Stored items
----

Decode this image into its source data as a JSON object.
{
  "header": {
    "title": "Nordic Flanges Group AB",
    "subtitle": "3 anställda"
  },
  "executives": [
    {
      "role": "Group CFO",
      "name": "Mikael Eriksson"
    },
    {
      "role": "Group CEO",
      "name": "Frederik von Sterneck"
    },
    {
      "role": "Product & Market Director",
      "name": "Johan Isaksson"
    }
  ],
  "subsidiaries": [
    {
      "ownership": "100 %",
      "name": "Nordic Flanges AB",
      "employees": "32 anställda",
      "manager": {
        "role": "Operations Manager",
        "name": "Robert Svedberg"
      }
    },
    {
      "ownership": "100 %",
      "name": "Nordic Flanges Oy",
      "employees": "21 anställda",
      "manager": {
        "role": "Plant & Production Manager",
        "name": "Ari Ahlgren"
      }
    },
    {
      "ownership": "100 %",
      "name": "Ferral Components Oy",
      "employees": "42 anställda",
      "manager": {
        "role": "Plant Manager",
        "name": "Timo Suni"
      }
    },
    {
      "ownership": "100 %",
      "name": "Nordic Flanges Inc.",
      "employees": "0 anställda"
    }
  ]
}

----

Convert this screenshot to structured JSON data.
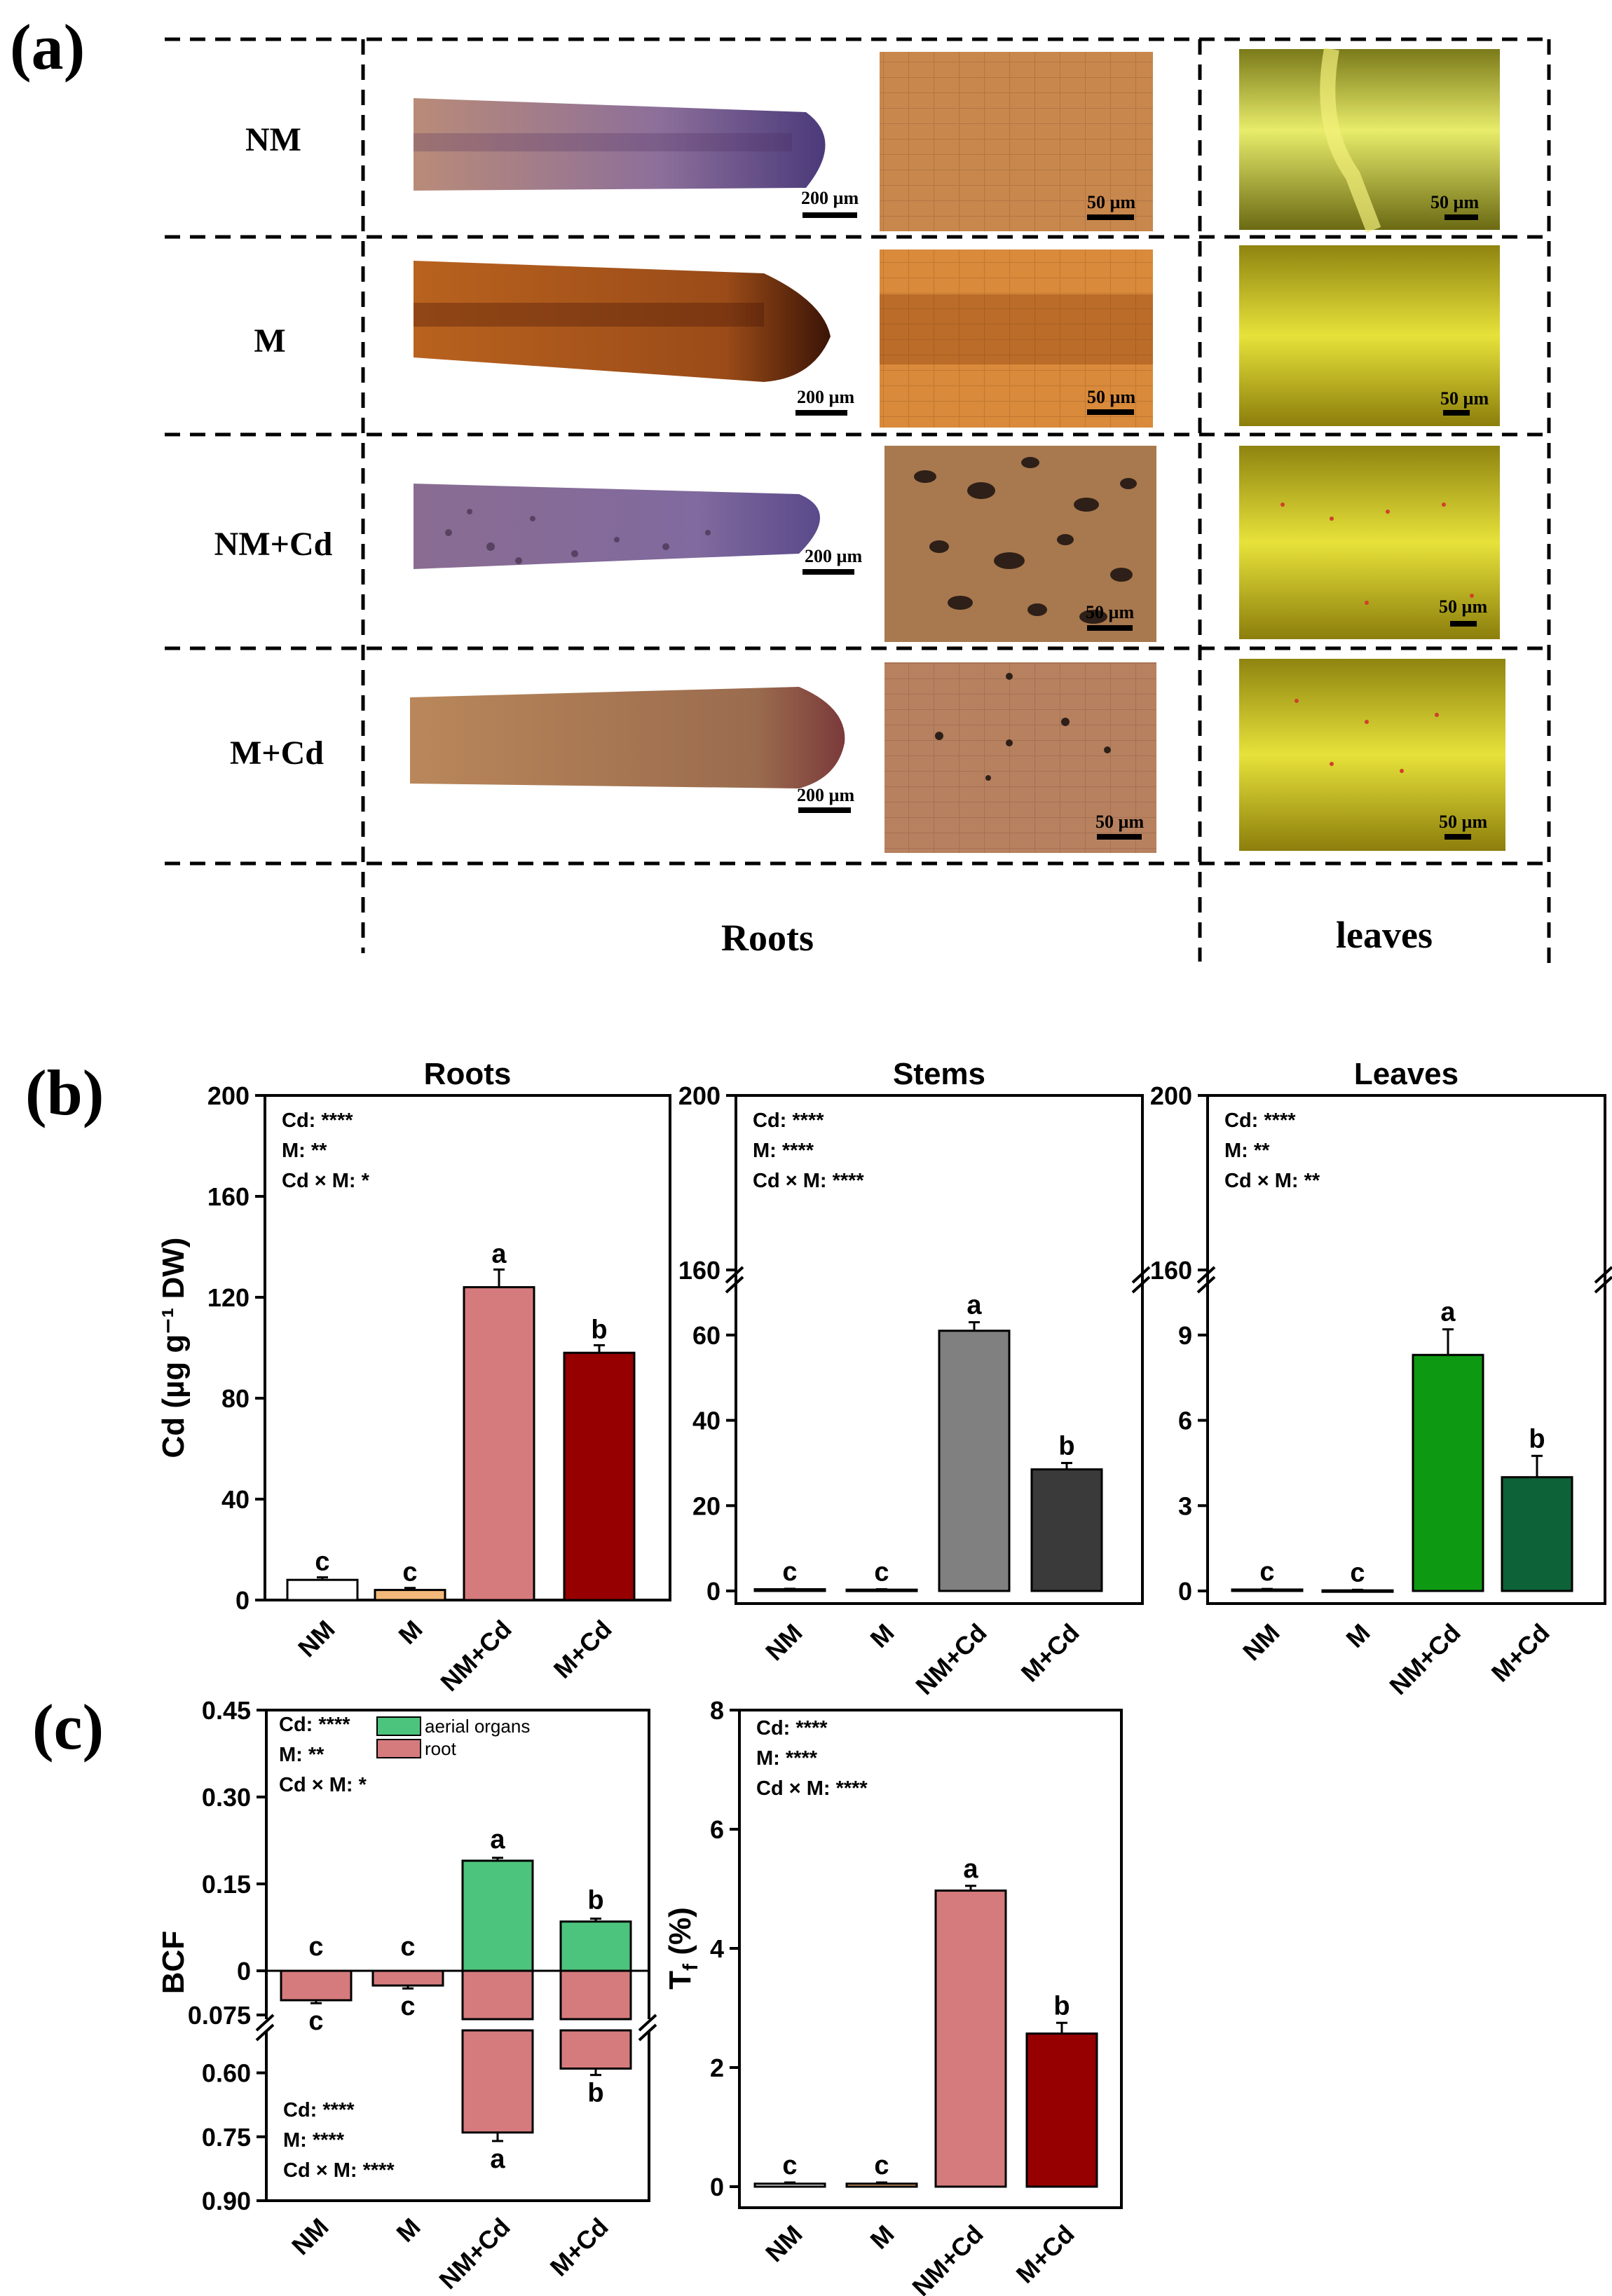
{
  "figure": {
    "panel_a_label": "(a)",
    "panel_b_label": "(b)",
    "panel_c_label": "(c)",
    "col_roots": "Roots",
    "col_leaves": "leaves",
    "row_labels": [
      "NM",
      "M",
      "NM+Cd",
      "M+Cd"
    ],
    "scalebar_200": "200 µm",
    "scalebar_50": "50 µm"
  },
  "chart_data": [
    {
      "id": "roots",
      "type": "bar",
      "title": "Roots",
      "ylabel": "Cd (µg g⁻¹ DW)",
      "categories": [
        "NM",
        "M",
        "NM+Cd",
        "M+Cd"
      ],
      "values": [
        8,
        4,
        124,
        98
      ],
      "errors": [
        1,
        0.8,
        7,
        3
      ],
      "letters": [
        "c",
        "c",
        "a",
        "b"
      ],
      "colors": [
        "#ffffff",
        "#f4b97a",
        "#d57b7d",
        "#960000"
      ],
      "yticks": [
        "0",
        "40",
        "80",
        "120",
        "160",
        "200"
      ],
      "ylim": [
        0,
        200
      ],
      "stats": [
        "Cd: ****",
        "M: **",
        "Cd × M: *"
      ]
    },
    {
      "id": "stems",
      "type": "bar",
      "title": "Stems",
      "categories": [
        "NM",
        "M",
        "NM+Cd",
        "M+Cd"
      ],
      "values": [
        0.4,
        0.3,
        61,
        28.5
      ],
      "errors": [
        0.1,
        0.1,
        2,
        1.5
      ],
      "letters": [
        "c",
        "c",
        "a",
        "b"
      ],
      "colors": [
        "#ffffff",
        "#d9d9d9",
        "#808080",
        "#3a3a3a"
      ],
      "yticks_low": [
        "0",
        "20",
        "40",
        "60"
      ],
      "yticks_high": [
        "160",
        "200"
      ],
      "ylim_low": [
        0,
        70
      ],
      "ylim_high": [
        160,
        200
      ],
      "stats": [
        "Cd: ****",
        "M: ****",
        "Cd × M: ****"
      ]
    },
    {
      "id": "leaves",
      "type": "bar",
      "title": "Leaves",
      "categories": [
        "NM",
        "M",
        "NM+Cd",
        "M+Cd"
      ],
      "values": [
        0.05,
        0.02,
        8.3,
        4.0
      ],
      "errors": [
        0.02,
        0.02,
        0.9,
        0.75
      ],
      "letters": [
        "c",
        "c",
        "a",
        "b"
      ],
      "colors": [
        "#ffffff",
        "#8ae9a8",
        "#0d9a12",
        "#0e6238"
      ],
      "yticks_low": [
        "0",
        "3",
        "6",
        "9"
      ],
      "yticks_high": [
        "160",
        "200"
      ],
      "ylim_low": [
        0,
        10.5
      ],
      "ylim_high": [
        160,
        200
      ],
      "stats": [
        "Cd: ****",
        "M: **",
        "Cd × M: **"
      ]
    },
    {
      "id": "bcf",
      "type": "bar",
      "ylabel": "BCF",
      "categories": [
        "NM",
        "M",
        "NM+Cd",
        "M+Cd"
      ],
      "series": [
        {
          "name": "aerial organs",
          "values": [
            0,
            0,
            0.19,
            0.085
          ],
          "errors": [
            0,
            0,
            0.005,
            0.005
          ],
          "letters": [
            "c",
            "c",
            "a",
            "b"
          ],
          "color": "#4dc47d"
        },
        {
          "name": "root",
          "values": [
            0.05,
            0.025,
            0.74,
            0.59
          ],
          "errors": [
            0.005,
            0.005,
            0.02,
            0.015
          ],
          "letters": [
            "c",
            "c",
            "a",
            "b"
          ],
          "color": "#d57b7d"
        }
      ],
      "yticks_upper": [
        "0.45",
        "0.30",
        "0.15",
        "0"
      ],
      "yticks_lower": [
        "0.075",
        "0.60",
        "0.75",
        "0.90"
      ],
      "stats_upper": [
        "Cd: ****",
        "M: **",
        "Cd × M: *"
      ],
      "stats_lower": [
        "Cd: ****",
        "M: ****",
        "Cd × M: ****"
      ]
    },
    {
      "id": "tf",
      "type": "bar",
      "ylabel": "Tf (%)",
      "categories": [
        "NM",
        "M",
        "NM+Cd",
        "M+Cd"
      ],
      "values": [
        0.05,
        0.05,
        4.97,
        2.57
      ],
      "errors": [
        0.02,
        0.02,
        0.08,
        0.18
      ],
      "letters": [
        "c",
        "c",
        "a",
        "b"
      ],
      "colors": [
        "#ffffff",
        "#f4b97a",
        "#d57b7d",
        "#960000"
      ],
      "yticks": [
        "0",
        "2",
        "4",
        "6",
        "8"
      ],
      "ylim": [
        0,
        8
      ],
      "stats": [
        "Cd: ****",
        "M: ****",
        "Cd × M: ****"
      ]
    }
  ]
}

----

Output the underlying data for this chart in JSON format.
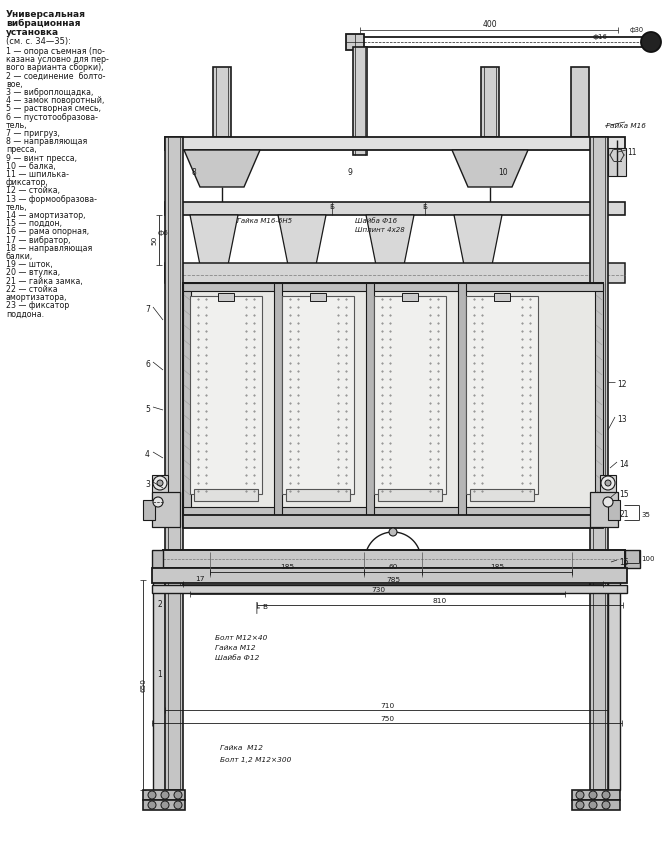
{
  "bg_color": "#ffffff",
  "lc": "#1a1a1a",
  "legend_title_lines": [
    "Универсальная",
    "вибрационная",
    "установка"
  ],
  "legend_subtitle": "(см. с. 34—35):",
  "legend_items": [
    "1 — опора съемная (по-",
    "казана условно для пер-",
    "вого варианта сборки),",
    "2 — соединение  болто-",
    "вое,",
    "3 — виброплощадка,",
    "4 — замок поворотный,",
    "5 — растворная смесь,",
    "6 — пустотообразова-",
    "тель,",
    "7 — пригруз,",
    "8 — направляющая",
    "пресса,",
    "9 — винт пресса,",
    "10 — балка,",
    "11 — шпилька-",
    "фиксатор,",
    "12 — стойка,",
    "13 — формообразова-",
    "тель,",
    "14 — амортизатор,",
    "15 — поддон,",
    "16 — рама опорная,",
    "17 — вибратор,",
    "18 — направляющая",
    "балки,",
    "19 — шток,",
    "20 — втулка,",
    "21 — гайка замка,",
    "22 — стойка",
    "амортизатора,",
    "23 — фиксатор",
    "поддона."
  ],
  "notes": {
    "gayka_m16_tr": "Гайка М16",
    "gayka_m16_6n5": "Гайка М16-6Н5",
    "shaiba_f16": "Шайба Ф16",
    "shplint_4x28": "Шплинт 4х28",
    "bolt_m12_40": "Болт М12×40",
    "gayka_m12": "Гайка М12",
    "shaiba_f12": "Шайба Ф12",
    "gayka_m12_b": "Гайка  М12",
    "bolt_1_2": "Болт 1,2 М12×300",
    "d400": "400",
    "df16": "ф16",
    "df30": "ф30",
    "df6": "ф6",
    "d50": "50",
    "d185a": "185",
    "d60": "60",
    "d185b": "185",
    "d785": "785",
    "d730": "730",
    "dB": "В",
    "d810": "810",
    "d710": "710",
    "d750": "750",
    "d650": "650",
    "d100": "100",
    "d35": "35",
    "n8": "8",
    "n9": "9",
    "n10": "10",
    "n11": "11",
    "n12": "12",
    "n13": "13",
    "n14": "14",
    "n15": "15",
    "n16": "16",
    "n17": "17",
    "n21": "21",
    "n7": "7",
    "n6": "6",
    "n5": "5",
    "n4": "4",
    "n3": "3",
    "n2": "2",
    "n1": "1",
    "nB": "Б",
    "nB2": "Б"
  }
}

----

EXERCISE: Provide the number of lines in the entries that include "JSON", and no other text.

WRITTEN SOLUTION: 3